Your task is to copy every line of the records below that contains "mehr".

--- START OF MATERIAL ---

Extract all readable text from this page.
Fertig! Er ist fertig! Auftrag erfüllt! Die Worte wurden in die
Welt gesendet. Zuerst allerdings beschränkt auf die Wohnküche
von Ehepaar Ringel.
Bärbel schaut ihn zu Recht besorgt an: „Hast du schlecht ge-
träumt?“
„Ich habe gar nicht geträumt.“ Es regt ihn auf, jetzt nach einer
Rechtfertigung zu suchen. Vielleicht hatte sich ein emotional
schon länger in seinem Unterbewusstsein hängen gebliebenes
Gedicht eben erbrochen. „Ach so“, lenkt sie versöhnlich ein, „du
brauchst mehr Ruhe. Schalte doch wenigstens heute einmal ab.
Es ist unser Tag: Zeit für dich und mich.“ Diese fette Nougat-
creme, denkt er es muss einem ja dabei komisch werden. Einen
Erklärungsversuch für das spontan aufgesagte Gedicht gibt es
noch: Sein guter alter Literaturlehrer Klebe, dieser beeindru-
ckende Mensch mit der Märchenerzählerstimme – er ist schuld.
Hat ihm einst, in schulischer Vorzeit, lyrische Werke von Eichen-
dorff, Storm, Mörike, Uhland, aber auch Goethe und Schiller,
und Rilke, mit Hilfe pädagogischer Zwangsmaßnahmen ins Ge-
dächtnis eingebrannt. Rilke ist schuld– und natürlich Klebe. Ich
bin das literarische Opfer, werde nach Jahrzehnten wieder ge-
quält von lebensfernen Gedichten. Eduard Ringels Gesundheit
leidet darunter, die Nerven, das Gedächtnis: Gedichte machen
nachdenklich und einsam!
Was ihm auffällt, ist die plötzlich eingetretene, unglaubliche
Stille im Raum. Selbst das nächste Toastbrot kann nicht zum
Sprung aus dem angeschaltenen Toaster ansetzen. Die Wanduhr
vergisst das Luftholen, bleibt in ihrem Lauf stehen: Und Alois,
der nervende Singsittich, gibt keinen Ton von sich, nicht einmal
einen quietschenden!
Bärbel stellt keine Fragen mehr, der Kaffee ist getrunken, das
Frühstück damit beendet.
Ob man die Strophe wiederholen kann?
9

--- END OF MATERIAL ---

▸ TASK SOLUTION
brauchst mehr Ruhe. Schalte doch wenigstens heute einmal ab.
Bärbel stellt keine Fragen mehr, der Kaffee ist getrunken, das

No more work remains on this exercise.